▶ [WHAT THIS TASK INVOLVES]:
How would this sentence from the anti-money-laundering notebook below read in Spanish: "The object columns should be encoded into classes with sklearn LabelEncoder."

▶ [DOCUMENT]:
# Anti Money Laundering Detection with GNN node classification
### This notenook includes GNN model training and dataset implementation with PyG library. In this example, we used HI-Small_Trans.csv as our dataset for training and testing.  

In [None]:
import datetime
import os
from typing import Callable, Optional
import pandas as pd
from sklearn import preprocessing
import numpy as np
import torch

from torch_geometric.data import (
    Data,
    InMemoryDataset
)

pd.set_option('display.max_columns', None)
path = 'data/raw/HI-Small_Trans.csv'
df = pd.read_csv(path)

# Data visualization and possible feature engineering
Let's look into the dataset

In [None]:
print(df.head())

After the viewing the dataframe, we suggest that we can extract all accounts from receiver and payer among all transcation for sorting the suspicious accounts. We can transform the whole dataset into node classification problem by considering accounts as nodes while transcation as edges.

The object columns should be encoded into classes with sklearn LabelEncoder.

In [None]:
print(df.dtypes)

Check if there are any null values

In [None]:
print(df.isnull().sum())

There are two columns representing paid and received amount of each transcation, wondering if it is necessary to split the amount into two columns when they shared the same value, unless there are transcation fee/transcation between different currency. Let's find out 

In [None]:
print('Amount Received equals to Amount Paid:')
print(df['Amount Received'].equals(df['Amount Paid']))
print('Receiving Currency equals to Payment Currency:')
print(df['Receiving Currency'].equals(df['Payment Currency']))

It seens involved the transcations between different currency, let's print it out

In [None]:
not_equal1 = df.loc[~(df['Amount Received'] == df['Amount Paid'])]
not_equal2 = df.loc[~(df['Receiving Currency'] == df['Payment Currency'])]
print(not_equal1)
print('---------------------------------------------------------------------------')
print(not_equal2)

The size of two df shows that there are transcation fee and transcation between different currency, we cannot combine/drop the amount columns.

As we are going to encode the columns, we have to make sure that the classes of same attribute are aligned.
Let's check if the list of Receiving Currency and Payment Currency are the same

In [None]:
print(sorted(df['Receiving Currency'].unique()))
print(sorted(df['Payment Currency'].unique()))

# Data Preprocessing
### We will show the functions used in the PyG dataset first, dataset and model training will be provided in bottom section

In the data preprocessing, we perform below transformation:  
1. Transform the Timestamp with min max normalization.

▶ [INFORMATION PROVIDED]:
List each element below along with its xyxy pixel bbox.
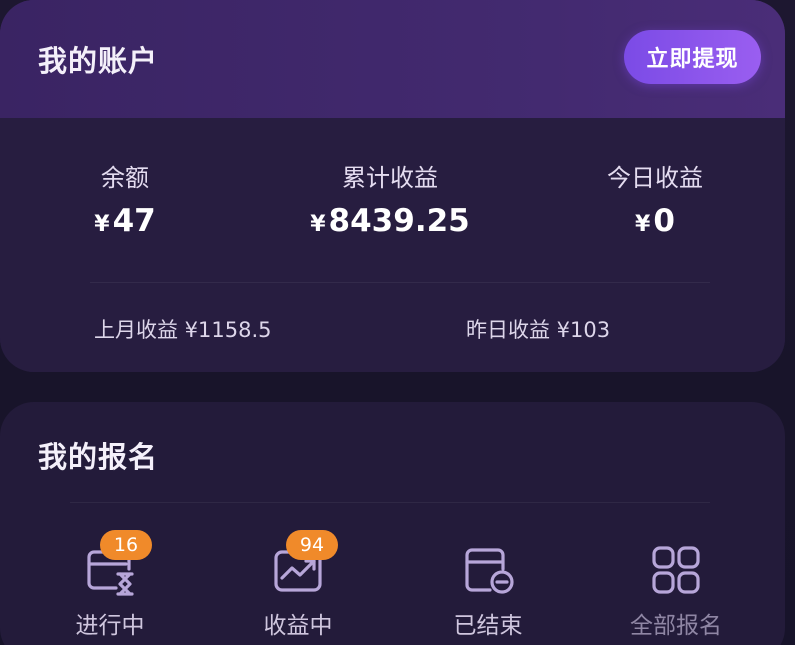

▶ [RESULT OF THE EXERCISE]:
Las columnas de tipo object deben codificarse en clases con LabelEncoder de sklearn.